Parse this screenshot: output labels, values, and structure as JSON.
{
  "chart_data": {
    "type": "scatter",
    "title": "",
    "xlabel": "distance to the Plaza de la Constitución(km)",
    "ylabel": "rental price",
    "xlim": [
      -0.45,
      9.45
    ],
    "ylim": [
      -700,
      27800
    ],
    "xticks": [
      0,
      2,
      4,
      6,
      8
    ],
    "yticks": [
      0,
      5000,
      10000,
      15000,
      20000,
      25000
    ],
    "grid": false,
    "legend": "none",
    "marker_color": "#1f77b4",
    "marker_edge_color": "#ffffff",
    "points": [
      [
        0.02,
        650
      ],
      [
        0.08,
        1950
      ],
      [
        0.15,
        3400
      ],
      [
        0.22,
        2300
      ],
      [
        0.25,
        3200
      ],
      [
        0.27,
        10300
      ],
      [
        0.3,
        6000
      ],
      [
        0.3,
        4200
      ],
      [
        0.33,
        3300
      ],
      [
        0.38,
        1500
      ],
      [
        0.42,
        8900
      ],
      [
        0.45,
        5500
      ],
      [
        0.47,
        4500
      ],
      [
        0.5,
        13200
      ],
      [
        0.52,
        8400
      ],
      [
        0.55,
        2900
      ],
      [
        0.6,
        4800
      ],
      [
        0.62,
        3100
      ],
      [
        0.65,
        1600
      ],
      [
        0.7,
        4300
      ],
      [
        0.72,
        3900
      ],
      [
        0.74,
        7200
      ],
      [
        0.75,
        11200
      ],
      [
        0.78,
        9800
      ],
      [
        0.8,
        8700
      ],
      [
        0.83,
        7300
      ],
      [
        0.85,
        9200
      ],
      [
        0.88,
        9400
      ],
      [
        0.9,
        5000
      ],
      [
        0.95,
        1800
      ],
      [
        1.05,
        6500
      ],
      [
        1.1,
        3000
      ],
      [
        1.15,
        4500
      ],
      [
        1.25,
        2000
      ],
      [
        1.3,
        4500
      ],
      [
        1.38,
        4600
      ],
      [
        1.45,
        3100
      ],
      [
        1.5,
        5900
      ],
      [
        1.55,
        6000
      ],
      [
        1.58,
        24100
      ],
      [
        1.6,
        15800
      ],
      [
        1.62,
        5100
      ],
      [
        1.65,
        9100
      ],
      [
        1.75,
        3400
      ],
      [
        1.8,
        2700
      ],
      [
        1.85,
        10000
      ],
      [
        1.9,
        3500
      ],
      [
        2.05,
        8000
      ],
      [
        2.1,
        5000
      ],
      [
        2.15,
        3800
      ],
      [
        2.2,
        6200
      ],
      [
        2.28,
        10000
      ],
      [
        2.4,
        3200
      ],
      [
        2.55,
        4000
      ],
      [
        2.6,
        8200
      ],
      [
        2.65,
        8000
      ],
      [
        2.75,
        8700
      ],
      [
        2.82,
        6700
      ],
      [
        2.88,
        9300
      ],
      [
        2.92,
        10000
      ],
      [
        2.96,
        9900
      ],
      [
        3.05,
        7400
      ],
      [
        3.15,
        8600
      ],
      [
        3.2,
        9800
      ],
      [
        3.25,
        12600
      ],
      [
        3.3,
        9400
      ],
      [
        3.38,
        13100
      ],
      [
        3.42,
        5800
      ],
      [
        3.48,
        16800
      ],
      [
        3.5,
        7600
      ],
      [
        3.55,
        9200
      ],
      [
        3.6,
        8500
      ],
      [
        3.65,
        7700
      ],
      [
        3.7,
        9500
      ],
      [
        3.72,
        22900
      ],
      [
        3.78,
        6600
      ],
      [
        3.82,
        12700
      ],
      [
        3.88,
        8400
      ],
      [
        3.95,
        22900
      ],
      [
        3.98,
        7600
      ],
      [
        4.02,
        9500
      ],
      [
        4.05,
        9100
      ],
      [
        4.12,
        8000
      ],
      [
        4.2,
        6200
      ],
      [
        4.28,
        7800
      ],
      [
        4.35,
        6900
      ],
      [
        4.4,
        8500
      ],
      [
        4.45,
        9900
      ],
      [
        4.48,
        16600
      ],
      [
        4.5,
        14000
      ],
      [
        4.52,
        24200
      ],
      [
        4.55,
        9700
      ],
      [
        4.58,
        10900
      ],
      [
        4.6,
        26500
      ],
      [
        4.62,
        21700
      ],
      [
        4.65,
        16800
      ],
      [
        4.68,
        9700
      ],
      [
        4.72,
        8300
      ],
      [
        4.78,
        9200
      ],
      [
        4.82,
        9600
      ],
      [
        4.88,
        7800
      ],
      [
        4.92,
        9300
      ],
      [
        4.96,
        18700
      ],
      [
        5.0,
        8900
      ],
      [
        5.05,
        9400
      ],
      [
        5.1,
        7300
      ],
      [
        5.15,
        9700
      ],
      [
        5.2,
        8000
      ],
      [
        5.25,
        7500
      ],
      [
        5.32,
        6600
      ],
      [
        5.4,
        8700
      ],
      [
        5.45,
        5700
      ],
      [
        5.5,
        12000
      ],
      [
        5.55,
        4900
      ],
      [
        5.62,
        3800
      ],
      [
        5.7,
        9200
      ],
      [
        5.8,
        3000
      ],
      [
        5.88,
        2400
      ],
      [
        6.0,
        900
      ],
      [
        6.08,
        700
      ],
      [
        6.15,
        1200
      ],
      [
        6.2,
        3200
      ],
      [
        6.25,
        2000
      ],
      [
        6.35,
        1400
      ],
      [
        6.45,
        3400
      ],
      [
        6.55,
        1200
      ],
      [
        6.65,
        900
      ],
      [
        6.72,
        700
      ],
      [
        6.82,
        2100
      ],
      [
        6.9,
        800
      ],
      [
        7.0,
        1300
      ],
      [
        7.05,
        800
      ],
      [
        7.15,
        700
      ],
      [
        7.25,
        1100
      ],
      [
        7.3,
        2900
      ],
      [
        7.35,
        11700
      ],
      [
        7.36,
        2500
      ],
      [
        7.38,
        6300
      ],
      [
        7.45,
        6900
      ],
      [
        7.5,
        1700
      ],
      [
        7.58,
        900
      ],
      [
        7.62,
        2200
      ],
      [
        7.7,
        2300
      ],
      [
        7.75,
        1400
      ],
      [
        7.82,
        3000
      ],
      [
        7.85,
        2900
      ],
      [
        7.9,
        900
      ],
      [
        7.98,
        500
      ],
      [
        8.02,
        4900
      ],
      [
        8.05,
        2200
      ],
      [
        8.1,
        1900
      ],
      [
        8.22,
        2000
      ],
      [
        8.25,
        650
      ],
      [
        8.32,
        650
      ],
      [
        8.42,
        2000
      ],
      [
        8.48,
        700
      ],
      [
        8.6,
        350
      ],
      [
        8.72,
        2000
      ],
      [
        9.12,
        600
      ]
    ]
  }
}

------------

## Task to carry out
Output all of the data above without any alteration.

## Answer to the exercise
Parse this screenshot: output labels, values, and structure as JSON.
{
  "chart_data": {
    "type": "scatter",
    "title": "",
    "xlabel": "distance to the Plaza de la Constitución(km)",
    "ylabel": "rental price",
    "xlim": [
      -0.45,
      9.45
    ],
    "ylim": [
      -700,
      27800
    ],
    "xticks": [
      0,
      2,
      4,
      6,
      8
    ],
    "yticks": [
      0,
      5000,
      10000,
      15000,
      20000,
      25000
    ],
    "grid": false,
    "legend": "none",
    "marker_color": "#1f77b4",
    "marker_edge_color": "#ffffff",
    "points": [
      [
        0.02,
        650
      ],
      [
        0.08,
        1950
      ],
      [
        0.15,
        3400
      ],
      [
        0.22,
        2300
      ],
      [
        0.25,
        3200
      ],
      [
        0.27,
        10300
      ],
      [
        0.3,
        6000
      ],
      [
        0.3,
        4200
      ],
      [
        0.33,
        3300
      ],
      [
        0.38,
        1500
      ],
      [
        0.42,
        8900
      ],
      [
        0.45,
        5500
      ],
      [
        0.47,
        4500
      ],
      [
        0.5,
        13200
      ],
      [
        0.52,
        8400
      ],
      [
        0.55,
        2900
      ],
      [
        0.6,
        4800
      ],
      [
        0.62,
        3100
      ],
      [
        0.65,
        1600
      ],
      [
        0.7,
        4300
      ],
      [
        0.72,
        3900
      ],
      [
        0.74,
        7200
      ],
      [
        0.75,
        11200
      ],
      [
        0.78,
        9800
      ],
      [
        0.8,
        8700
      ],
      [
        0.83,
        7300
      ],
      [
        0.85,
        9200
      ],
      [
        0.88,
        9400
      ],
      [
        0.9,
        5000
      ],
      [
        0.95,
        1800
      ],
      [
        1.05,
        6500
      ],
      [
        1.1,
        3000
      ],
      [
        1.15,
        4500
      ],
      [
        1.25,
        2000
      ],
      [
        1.3,
        4500
      ],
      [
        1.38,
        4600
      ],
      [
        1.45,
        3100
      ],
      [
        1.5,
        5900
      ],
      [
        1.55,
        6000
      ],
      [
        1.58,
        24100
      ],
      [
        1.6,
        15800
      ],
      [
        1.62,
        5100
      ],
      [
        1.65,
        9100
      ],
      [
        1.75,
        3400
      ],
      [
        1.8,
        2700
      ],
      [
        1.85,
        10000
      ],
      [
        1.9,
        3500
      ],
      [
        2.05,
        8000
      ],
      [
        2.1,
        5000
      ],
      [
        2.15,
        3800
      ],
      [
        2.2,
        6200
      ],
      [
        2.28,
        10000
      ],
      [
        2.4,
        3200
      ],
      [
        2.55,
        4000
      ],
      [
        2.6,
        8200
      ],
      [
        2.65,
        8000
      ],
      [
        2.75,
        8700
      ],
      [
        2.82,
        6700
      ],
      [
        2.88,
        9300
      ],
      [
        2.92,
        10000
      ],
      [
        2.96,
        9900
      ],
      [
        3.05,
        7400
      ],
      [
        3.15,
        8600
      ],
      [
        3.2,
        9800
      ],
      [
        3.25,
        12600
      ],
      [
        3.3,
        9400
      ],
      [
        3.38,
        13100
      ],
      [
        3.42,
        5800
      ],
      [
        3.48,
        16800
      ],
      [
        3.5,
        7600
      ],
      [
        3.55,
        9200
      ],
      [
        3.6,
        8500
      ],
      [
        3.65,
        7700
      ],
      [
        3.7,
        9500
      ],
      [
        3.72,
        22900
      ],
      [
        3.78,
        6600
      ],
      [
        3.82,
        12700
      ],
      [
        3.88,
        8400
      ],
      [
        3.95,
        22900
      ],
      [
        3.98,
        7600
      ],
      [
        4.02,
        9500
      ],
      [
        4.05,
        9100
      ],
      [
        4.12,
        8000
      ],
      [
        4.2,
        6200
      ],
      [
        4.28,
        7800
      ],
      [
        4.35,
        6900
      ],
      [
        4.4,
        8500
      ],
      [
        4.45,
        9900
      ],
      [
        4.48,
        16600
      ],
      [
        4.5,
        14000
      ],
      [
        4.52,
        24200
      ],
      [
        4.55,
        9700
      ],
      [
        4.58,
        10900
      ],
      [
        4.6,
        26500
      ],
      [
        4.62,
        21700
      ],
      [
        4.65,
        16800
      ],
      [
        4.68,
        9700
      ],
      [
        4.72,
        8300
      ],
      [
        4.78,
        9200
      ],
      [
        4.82,
        9600
      ],
      [
        4.88,
        7800
      ],
      [
        4.92,
        9300
      ],
      [
        4.96,
        18700
      ],
      [
        5.0,
        8900
      ],
      [
        5.05,
        9400
      ],
      [
        5.1,
        7300
      ],
      [
        5.15,
        9700
      ],
      [
        5.2,
        8000
      ],
      [
        5.25,
        7500
      ],
      [
        5.32,
        6600
      ],
      [
        5.4,
        8700
      ],
      [
        5.45,
        5700
      ],
      [
        5.5,
        12000
      ],
      [
        5.55,
        4900
      ],
      [
        5.62,
        3800
      ],
      [
        5.7,
        9200
      ],
      [
        5.8,
        3000
      ],
      [
        5.88,
        2400
      ],
      [
        6.0,
        900
      ],
      [
        6.08,
        700
      ],
      [
        6.15,
        1200
      ],
      [
        6.2,
        3200
      ],
      [
        6.25,
        2000
      ],
      [
        6.35,
        1400
      ],
      [
        6.45,
        3400
      ],
      [
        6.55,
        1200
      ],
      [
        6.65,
        900
      ],
      [
        6.72,
        700
      ],
      [
        6.82,
        2100
      ],
      [
        6.9,
        800
      ],
      [
        7.0,
        1300
      ],
      [
        7.05,
        800
      ],
      [
        7.15,
        700
      ],
      [
        7.25,
        1100
      ],
      [
        7.3,
        2900
      ],
      [
        7.35,
        11700
      ],
      [
        7.36,
        2500
      ],
      [
        7.38,
        6300
      ],
      [
        7.45,
        6900
      ],
      [
        7.5,
        1700
      ],
      [
        7.58,
        900
      ],
      [
        7.62,
        2200
      ],
      [
        7.7,
        2300
      ],
      [
        7.75,
        1400
      ],
      [
        7.82,
        3000
      ],
      [
        7.85,
        2900
      ],
      [
        7.9,
        900
      ],
      [
        7.98,
        500
      ],
      [
        8.02,
        4900
      ],
      [
        8.05,
        2200
      ],
      [
        8.1,
        1900
      ],
      [
        8.22,
        2000
      ],
      [
        8.25,
        650
      ],
      [
        8.32,
        650
      ],
      [
        8.42,
        2000
      ],
      [
        8.48,
        700
      ],
      [
        8.6,
        350
      ],
      [
        8.72,
        2000
      ],
      [
        9.12,
        600
      ]
    ]
  }
}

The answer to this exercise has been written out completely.